Data supplied:

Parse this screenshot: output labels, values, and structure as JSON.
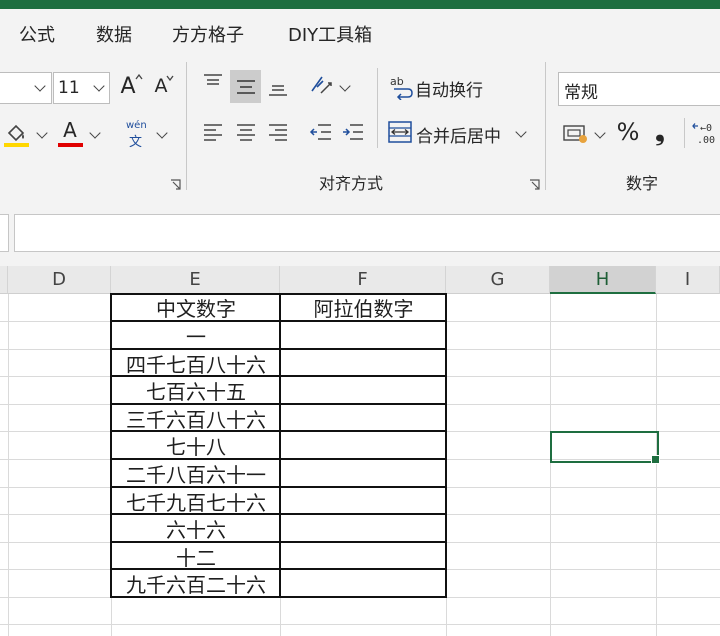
{
  "menu_tabs": [
    "公式",
    "数据",
    "方方格子",
    "DIY工具箱"
  ],
  "font": {
    "size_value": "11",
    "grow_label": "A",
    "shrink_label": "A",
    "font_color_label": "A",
    "phonetic_top": "wén",
    "phonetic_bottom": "文",
    "underline_colors": {
      "fill": "#ffd700",
      "font": "#e00000"
    }
  },
  "alignment": {
    "wrap_text_label": "自动换行",
    "merge_center_label": "合并后居中",
    "wrap_icon_text": "ab",
    "group_label": "对齐方式"
  },
  "number": {
    "format_value": "常规",
    "percent_label": "%",
    "comma_label": "❟",
    "group_label": "数字"
  },
  "column_headers": [
    "D",
    "E",
    "F",
    "G",
    "H",
    "I"
  ],
  "active_column": "H",
  "table": {
    "headers": [
      "中文数字",
      "阿拉伯数字"
    ],
    "rows": [
      [
        "一",
        ""
      ],
      [
        "四千七百八十六",
        ""
      ],
      [
        "七百六十五",
        ""
      ],
      [
        "三千六百八十六",
        ""
      ],
      [
        "七十八",
        ""
      ],
      [
        "二千八百六十一",
        ""
      ],
      [
        "七千九百七十六",
        ""
      ],
      [
        "六十六",
        ""
      ],
      [
        "十二",
        ""
      ],
      [
        "九千六百二十六",
        ""
      ]
    ]
  },
  "colors": {
    "accent": "#1e6e40",
    "ribbon_bg": "#f3f3f3"
  }
}
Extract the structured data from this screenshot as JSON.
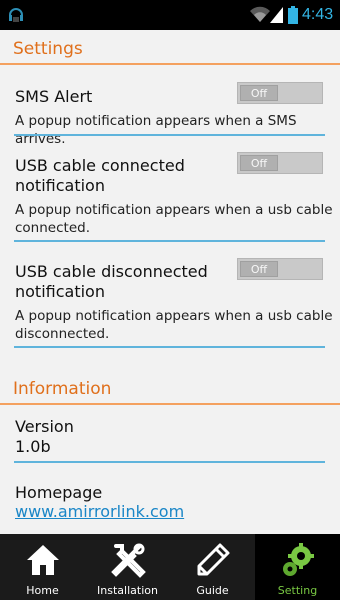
{
  "status_bar": {
    "time": "4:43",
    "icons": [
      "headset-icon",
      "wifi-icon",
      "signal-icon",
      "battery-icon"
    ]
  },
  "settings_section": {
    "title": "Settings",
    "items": [
      {
        "label": "SMS Alert",
        "description": "A popup notification appears when a SMS arrives.",
        "toggle": "Off"
      },
      {
        "label_line1": "USB cable connected",
        "label_line2": "notification",
        "description_line1": "A popup notification appears when a usb cable",
        "description_line2": "connected.",
        "toggle": "Off"
      },
      {
        "label_line1": "USB cable disconnected",
        "label_line2": "notification",
        "description_line1": "A popup notification appears when a usb cable",
        "description_line2": "disconnected.",
        "toggle": "Off"
      }
    ]
  },
  "information_section": {
    "title": "Information",
    "version_label": "Version",
    "version_value": "1.0b",
    "homepage_label": "Homepage",
    "homepage_value": "www.amirrorlink.com"
  },
  "bottom_nav": {
    "items": [
      {
        "label": "Home",
        "icon": "house-icon"
      },
      {
        "label": "Installation",
        "icon": "tools-icon"
      },
      {
        "label": "Guide",
        "icon": "pencil-icon"
      },
      {
        "label": "Setting",
        "icon": "gears-icon"
      }
    ],
    "active": "Setting"
  },
  "colors": {
    "header_orange": "#e0701c",
    "divider_blue": "#5fb4dc",
    "link_blue": "#1a86c7",
    "active_green": "#79c843",
    "clock_blue": "#33b5e5"
  }
}
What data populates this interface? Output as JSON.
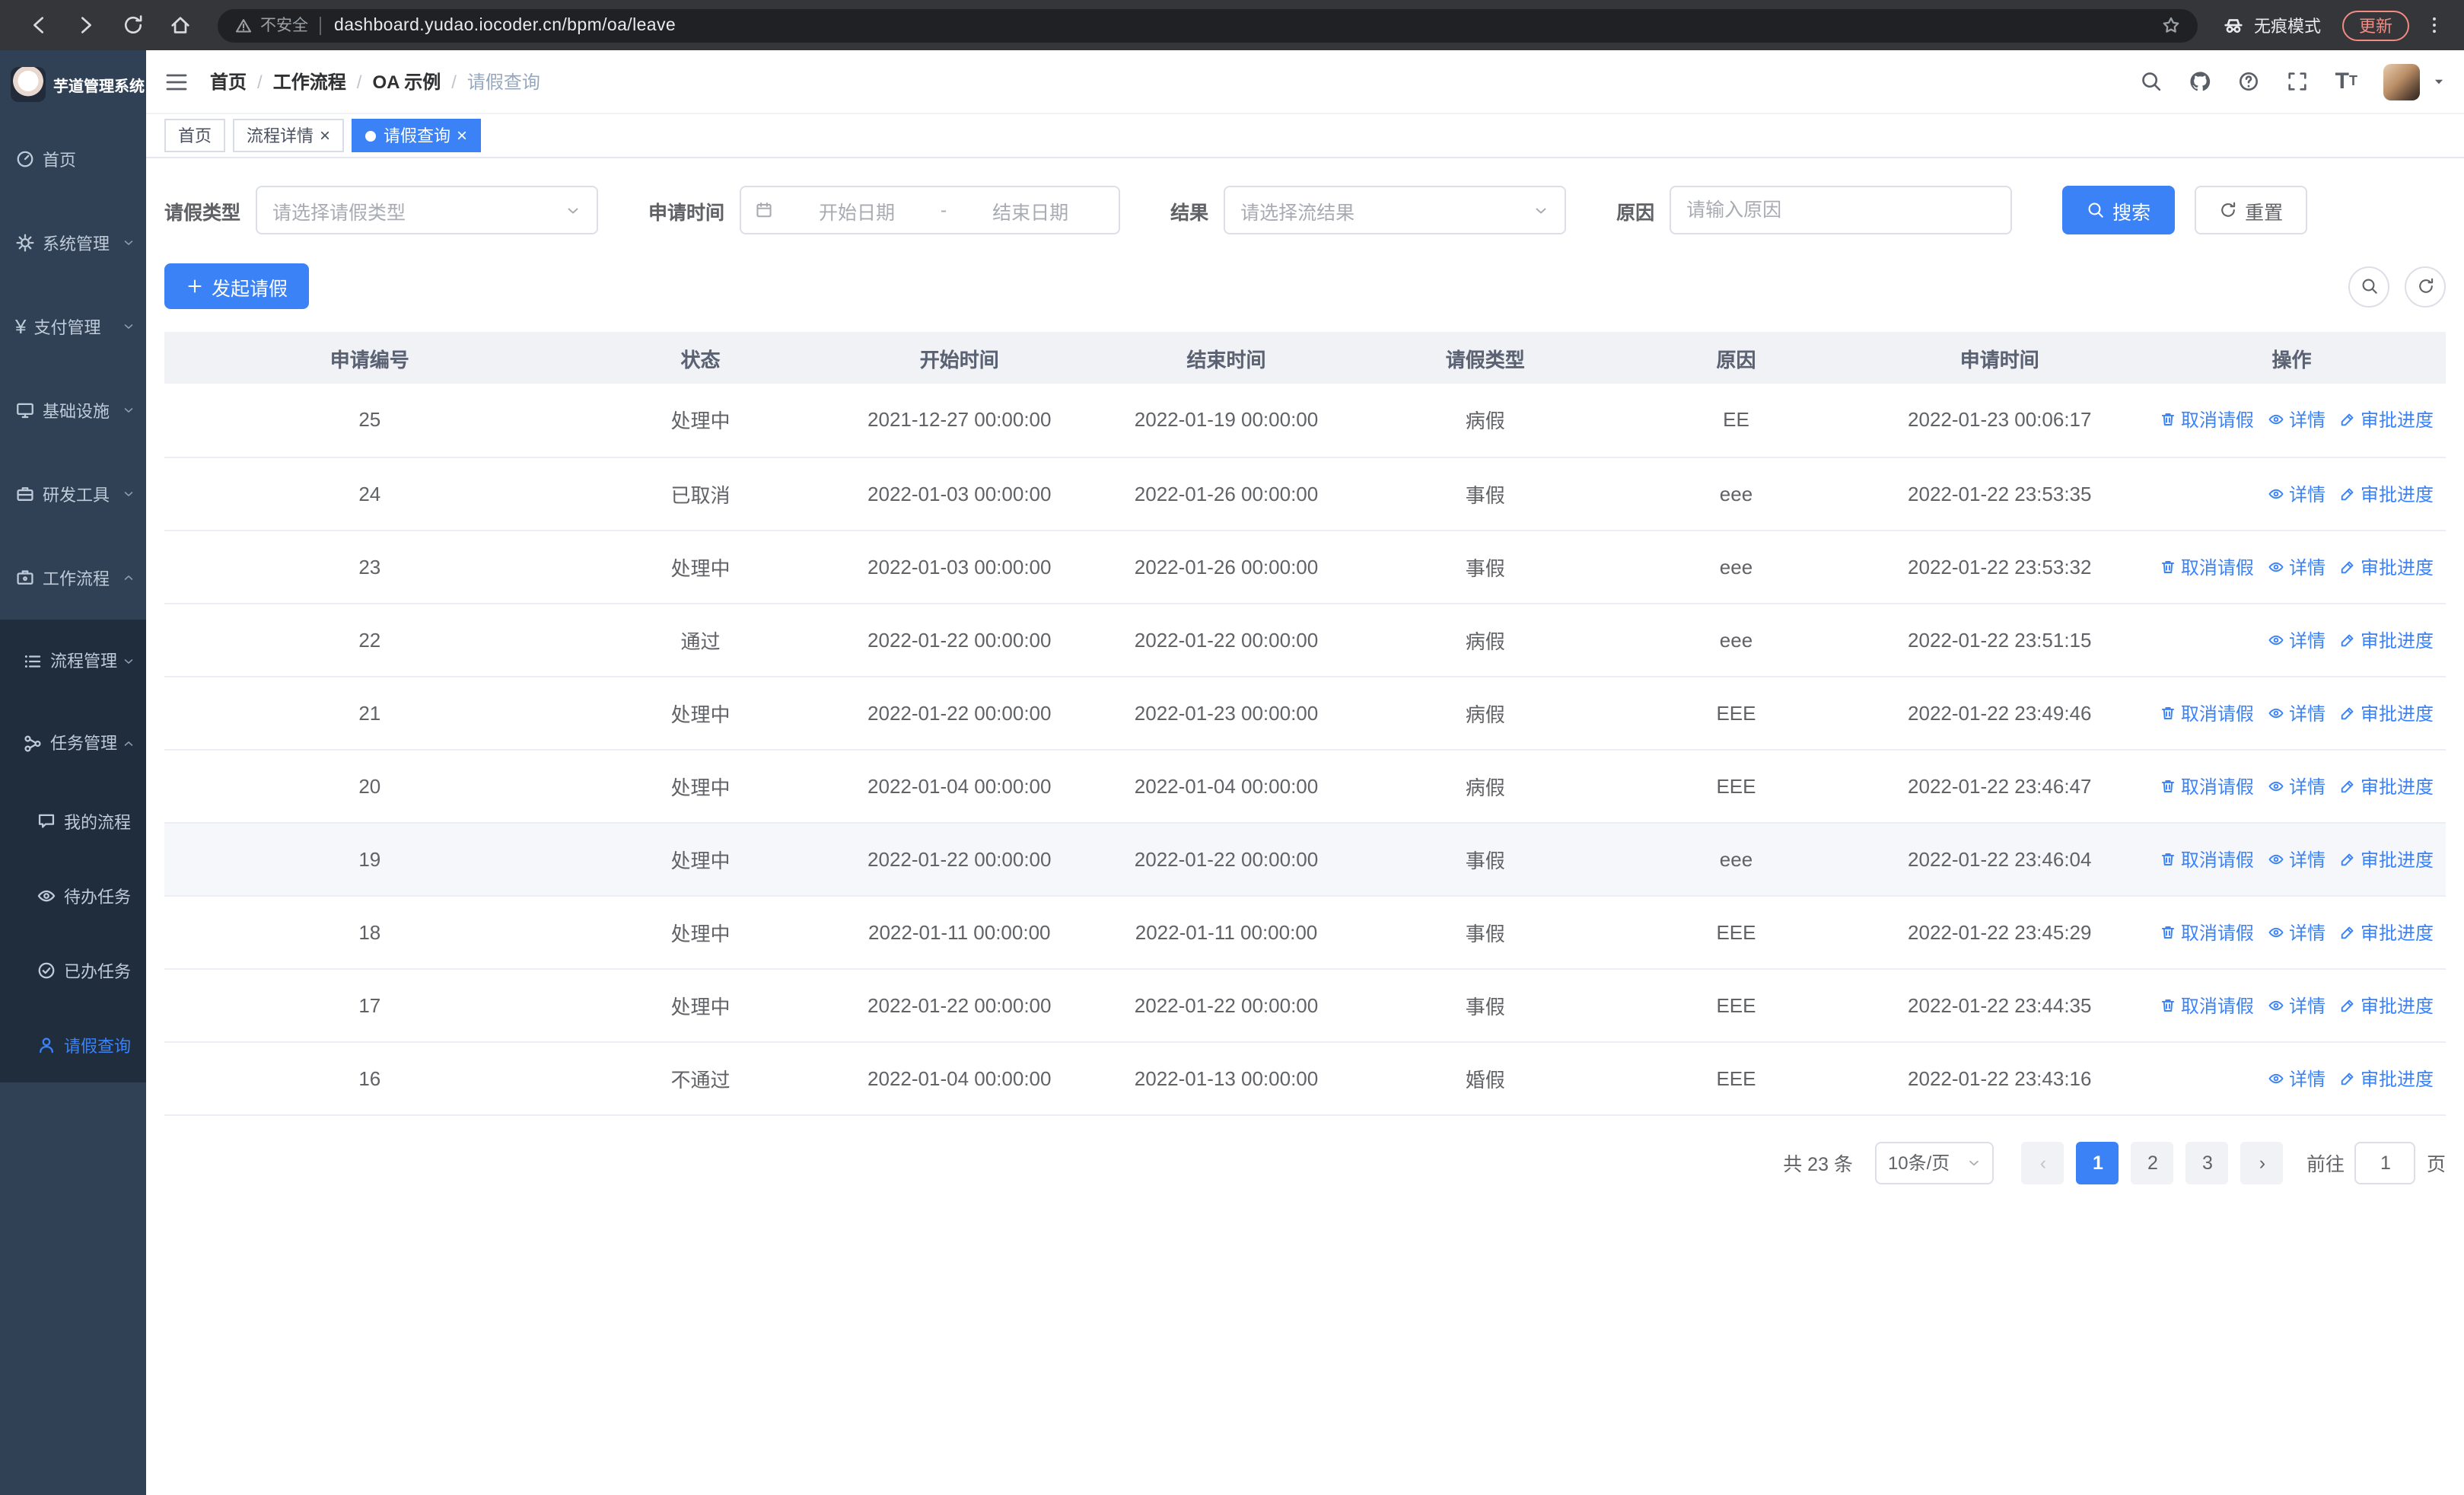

What to produce: Return the full material word for word. Do not include the pictures.

Task output:
Parse this screenshot: output labels, values, and structure as JSON.
{
  "menu_tabs": [
    "公式",
    "数据",
    "方方格子",
    "DIY工具箱"
  ],
  "font": {
    "size_value": "11",
    "grow_label": "A",
    "shrink_label": "A",
    "font_color_label": "A",
    "phonetic_top": "wén",
    "phonetic_bottom": "文",
    "underline_colors": {
      "fill": "#ffd700",
      "font": "#e00000"
    }
  },
  "alignment": {
    "wrap_text_label": "自动换行",
    "merge_center_label": "合并后居中",
    "wrap_icon_text": "ab",
    "group_label": "对齐方式"
  },
  "number": {
    "format_value": "常规",
    "percent_label": "%",
    "comma_label": "❟",
    "group_label": "数字"
  },
  "column_headers": [
    "D",
    "E",
    "F",
    "G",
    "H",
    "I"
  ],
  "active_column": "H",
  "table": {
    "headers": [
      "中文数字",
      "阿拉伯数字"
    ],
    "rows": [
      [
        "一",
        ""
      ],
      [
        "四千七百八十六",
        ""
      ],
      [
        "七百六十五",
        ""
      ],
      [
        "三千六百八十六",
        ""
      ],
      [
        "七十八",
        ""
      ],
      [
        "二千八百六十一",
        ""
      ],
      [
        "七千九百七十六",
        ""
      ],
      [
        "六十六",
        ""
      ],
      [
        "十二",
        ""
      ],
      [
        "九千六百二十六",
        ""
      ]
    ]
  },
  "colors": {
    "accent": "#1e6e40",
    "ribbon_bg": "#f3f3f3"
  }
}
Extract the structured data from this screenshot as JSON.
{
  "status_bar": {
    "time": "4:43",
    "icons": [
      "headset-icon",
      "wifi-icon",
      "signal-icon",
      "battery-icon"
    ]
  },
  "settings_section": {
    "title": "Settings",
    "items": [
      {
        "label": "SMS Alert",
        "description": "A popup notification appears when a SMS arrives.",
        "toggle": "Off"
      },
      {
        "label_line1": "USB cable connected",
        "label_line2": "notification",
        "description_line1": "A popup notification appears when a usb cable",
        "description_line2": "connected.",
        "toggle": "Off"
      },
      {
        "label_line1": "USB cable disconnected",
        "label_line2": "notification",
        "description_line1": "A popup notification appears when a usb cable",
        "description_line2": "disconnected.",
        "toggle": "Off"
      }
    ]
  },
  "information_section": {
    "title": "Information",
    "version_label": "Version",
    "version_value": "1.0b",
    "homepage_label": "Homepage",
    "homepage_value": "www.amirrorlink.com"
  },
  "bottom_nav": {
    "items": [
      {
        "label": "Home",
        "icon": "house-icon"
      },
      {
        "label": "Installation",
        "icon": "tools-icon"
      },
      {
        "label": "Guide",
        "icon": "pencil-icon"
      },
      {
        "label": "Setting",
        "icon": "gears-icon"
      }
    ],
    "active": "Setting"
  },
  "colors": {
    "header_orange": "#e0701c",
    "divider_blue": "#5fb4dc",
    "link_blue": "#1a86c7",
    "active_green": "#79c843",
    "clock_blue": "#33b5e5"
  }
}
What data populates this interface? Output as JSON.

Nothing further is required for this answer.